### INSTRUCTIONS TO FOLLOW
What follows is a set of records; repeat all of them exactly.

--- Begin DATA FOR THIS EXERCISE ---

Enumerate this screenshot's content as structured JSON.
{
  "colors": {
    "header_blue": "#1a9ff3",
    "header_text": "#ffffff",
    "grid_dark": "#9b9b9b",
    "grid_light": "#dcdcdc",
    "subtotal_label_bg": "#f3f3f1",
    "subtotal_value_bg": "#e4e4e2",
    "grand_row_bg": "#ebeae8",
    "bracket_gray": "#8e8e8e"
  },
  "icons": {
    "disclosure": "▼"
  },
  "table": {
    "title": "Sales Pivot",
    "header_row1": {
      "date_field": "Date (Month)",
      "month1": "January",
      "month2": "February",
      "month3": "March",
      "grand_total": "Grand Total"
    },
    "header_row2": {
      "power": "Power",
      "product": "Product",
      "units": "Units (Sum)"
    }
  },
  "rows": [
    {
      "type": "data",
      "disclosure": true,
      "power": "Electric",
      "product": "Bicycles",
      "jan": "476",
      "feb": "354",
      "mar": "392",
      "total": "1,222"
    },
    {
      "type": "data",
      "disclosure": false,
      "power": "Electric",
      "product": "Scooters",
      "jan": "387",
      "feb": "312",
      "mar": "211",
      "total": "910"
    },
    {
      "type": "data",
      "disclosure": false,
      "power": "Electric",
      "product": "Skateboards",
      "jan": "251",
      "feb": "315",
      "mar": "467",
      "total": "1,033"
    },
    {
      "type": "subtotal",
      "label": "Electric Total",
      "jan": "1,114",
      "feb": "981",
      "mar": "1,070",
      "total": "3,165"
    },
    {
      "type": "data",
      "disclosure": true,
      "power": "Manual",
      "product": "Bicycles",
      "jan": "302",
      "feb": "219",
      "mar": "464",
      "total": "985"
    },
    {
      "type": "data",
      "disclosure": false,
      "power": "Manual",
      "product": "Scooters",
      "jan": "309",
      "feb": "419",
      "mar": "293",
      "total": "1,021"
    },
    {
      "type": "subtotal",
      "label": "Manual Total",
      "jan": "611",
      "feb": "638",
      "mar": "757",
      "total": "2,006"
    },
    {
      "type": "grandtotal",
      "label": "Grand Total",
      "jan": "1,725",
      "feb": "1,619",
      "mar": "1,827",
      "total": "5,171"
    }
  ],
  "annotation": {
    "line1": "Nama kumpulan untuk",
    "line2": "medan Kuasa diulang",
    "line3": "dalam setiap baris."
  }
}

--- End DATA FOR THIS EXERCISE ---

### TASK RESULT
Enumerate this screenshot's content as structured JSON.
{
  "colors": {
    "header_blue": "#1a9ff3",
    "header_text": "#ffffff",
    "grid_dark": "#9b9b9b",
    "grid_light": "#dcdcdc",
    "subtotal_label_bg": "#f3f3f1",
    "subtotal_value_bg": "#e4e4e2",
    "grand_row_bg": "#ebeae8",
    "bracket_gray": "#8e8e8e"
  },
  "icons": {
    "disclosure": "▼"
  },
  "table": {
    "title": "Sales Pivot",
    "header_row1": {
      "date_field": "Date (Month)",
      "month1": "January",
      "month2": "February",
      "month3": "March",
      "grand_total": "Grand Total"
    },
    "header_row2": {
      "power": "Power",
      "product": "Product",
      "units": "Units (Sum)"
    }
  },
  "rows": [
    {
      "type": "data",
      "disclosure": true,
      "power": "Electric",
      "product": "Bicycles",
      "jan": "476",
      "feb": "354",
      "mar": "392",
      "total": "1,222"
    },
    {
      "type": "data",
      "disclosure": false,
      "power": "Electric",
      "product": "Scooters",
      "jan": "387",
      "feb": "312",
      "mar": "211",
      "total": "910"
    },
    {
      "type": "data",
      "disclosure": false,
      "power": "Electric",
      "product": "Skateboards",
      "jan": "251",
      "feb": "315",
      "mar": "467",
      "total": "1,033"
    },
    {
      "type": "subtotal",
      "label": "Electric Total",
      "jan": "1,114",
      "feb": "981",
      "mar": "1,070",
      "total": "3,165"
    },
    {
      "type": "data",
      "disclosure": true,
      "power": "Manual",
      "product": "Bicycles",
      "jan": "302",
      "feb": "219",
      "mar": "464",
      "total": "985"
    },
    {
      "type": "data",
      "disclosure": false,
      "power": "Manual",
      "product": "Scooters",
      "jan": "309",
      "feb": "419",
      "mar": "293",
      "total": "1,021"
    },
    {
      "type": "subtotal",
      "label": "Manual Total",
      "jan": "611",
      "feb": "638",
      "mar": "757",
      "total": "2,006"
    },
    {
      "type": "grandtotal",
      "label": "Grand Total",
      "jan": "1,725",
      "feb": "1,619",
      "mar": "1,827",
      "total": "5,171"
    }
  ],
  "annotation": {
    "line1": "Nama kumpulan untuk",
    "line2": "medan Kuasa diulang",
    "line3": "dalam setiap baris."
  }
}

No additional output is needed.